--- START OF AVAILABLE RECORDS ---

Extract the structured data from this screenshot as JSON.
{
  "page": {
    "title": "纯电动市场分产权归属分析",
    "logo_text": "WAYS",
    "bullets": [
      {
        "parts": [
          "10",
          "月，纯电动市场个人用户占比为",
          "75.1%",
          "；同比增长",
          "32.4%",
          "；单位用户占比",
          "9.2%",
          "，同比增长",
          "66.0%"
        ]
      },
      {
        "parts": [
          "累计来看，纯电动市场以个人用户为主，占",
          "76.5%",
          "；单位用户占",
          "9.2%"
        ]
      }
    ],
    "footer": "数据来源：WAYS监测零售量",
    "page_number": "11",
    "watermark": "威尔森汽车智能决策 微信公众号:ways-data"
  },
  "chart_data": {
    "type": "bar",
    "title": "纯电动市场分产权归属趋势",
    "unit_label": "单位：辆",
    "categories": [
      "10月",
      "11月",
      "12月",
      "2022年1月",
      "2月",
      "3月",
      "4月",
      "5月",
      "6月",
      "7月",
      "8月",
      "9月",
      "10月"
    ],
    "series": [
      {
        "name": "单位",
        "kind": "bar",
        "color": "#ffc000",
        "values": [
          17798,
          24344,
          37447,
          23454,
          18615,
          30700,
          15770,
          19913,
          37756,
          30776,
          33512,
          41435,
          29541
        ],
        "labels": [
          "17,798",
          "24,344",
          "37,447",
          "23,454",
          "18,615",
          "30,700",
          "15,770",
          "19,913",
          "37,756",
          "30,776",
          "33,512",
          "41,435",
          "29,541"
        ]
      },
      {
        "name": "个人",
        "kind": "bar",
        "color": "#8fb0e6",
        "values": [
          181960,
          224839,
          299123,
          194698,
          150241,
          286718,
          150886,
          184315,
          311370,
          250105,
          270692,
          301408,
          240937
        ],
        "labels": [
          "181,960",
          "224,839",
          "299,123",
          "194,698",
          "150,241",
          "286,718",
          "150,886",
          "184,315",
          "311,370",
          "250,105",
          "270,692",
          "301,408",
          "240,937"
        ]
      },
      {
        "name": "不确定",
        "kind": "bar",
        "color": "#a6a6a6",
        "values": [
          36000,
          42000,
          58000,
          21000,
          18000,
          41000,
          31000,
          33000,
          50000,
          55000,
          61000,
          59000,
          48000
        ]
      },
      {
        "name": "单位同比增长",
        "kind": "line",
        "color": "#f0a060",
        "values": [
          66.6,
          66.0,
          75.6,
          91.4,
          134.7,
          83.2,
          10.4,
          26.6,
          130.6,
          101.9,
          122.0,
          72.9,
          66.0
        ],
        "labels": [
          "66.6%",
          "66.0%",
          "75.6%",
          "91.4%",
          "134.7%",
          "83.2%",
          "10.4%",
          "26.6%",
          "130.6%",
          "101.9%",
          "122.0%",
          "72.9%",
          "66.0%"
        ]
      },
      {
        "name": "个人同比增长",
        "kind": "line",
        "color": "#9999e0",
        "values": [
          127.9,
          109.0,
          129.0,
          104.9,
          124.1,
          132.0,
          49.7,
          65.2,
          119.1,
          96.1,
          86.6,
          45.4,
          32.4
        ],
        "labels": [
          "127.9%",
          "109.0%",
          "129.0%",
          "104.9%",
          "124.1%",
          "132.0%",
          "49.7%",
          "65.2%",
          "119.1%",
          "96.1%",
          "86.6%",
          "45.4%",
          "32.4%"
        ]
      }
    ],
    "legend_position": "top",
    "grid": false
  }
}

--- END OF AVAILABLE RECORDS ---

Where a line of the material above holds the string "color", copy that line.

*CORRECT ANSWER*.
        "color": "#ffc000",
        "color": "#8fb0e6",
        "color": "#a6a6a6",
        "color": "#f0a060",
        "color": "#9999e0",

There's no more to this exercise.